#### [Do this]
Retype all of the entries word for word.

((

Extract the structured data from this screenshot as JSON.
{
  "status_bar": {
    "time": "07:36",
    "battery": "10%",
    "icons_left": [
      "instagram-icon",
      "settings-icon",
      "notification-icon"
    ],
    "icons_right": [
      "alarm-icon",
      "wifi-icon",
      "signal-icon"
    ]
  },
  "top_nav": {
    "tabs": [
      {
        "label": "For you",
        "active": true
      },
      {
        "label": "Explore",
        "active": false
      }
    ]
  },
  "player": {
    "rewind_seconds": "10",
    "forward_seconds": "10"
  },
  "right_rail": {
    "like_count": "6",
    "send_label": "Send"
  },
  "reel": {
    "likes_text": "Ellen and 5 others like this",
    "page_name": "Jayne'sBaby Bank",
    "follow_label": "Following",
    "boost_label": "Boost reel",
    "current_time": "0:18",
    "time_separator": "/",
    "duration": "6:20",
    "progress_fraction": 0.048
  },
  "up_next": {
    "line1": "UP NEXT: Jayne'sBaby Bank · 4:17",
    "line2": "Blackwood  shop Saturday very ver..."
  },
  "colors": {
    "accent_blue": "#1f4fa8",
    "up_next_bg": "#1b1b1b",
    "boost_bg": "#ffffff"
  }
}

))

#### [The answer]
Extract the structured data from this screenshot as JSON.
{
  "status_bar": {
    "time": "07:36",
    "battery": "10%",
    "icons_left": [
      "instagram-icon",
      "settings-icon",
      "notification-icon"
    ],
    "icons_right": [
      "alarm-icon",
      "wifi-icon",
      "signal-icon"
    ]
  },
  "top_nav": {
    "tabs": [
      {
        "label": "For you",
        "active": true
      },
      {
        "label": "Explore",
        "active": false
      }
    ]
  },
  "player": {
    "rewind_seconds": "10",
    "forward_seconds": "10"
  },
  "right_rail": {
    "like_count": "6",
    "send_label": "Send"
  },
  "reel": {
    "likes_text": "Ellen and 5 others like this",
    "page_name": "Jayne'sBaby Bank",
    "follow_label": "Following",
    "boost_label": "Boost reel",
    "current_time": "0:18",
    "time_separator": "/",
    "duration": "6:20",
    "progress_fraction": 0.048
  },
  "up_next": {
    "line1": "UP NEXT: Jayne'sBaby Bank · 4:17",
    "line2": "Blackwood  shop Saturday very ver..."
  },
  "colors": {
    "accent_blue": "#1f4fa8",
    "up_next_bg": "#1b1b1b",
    "boost_bg": "#ffffff"
  }
}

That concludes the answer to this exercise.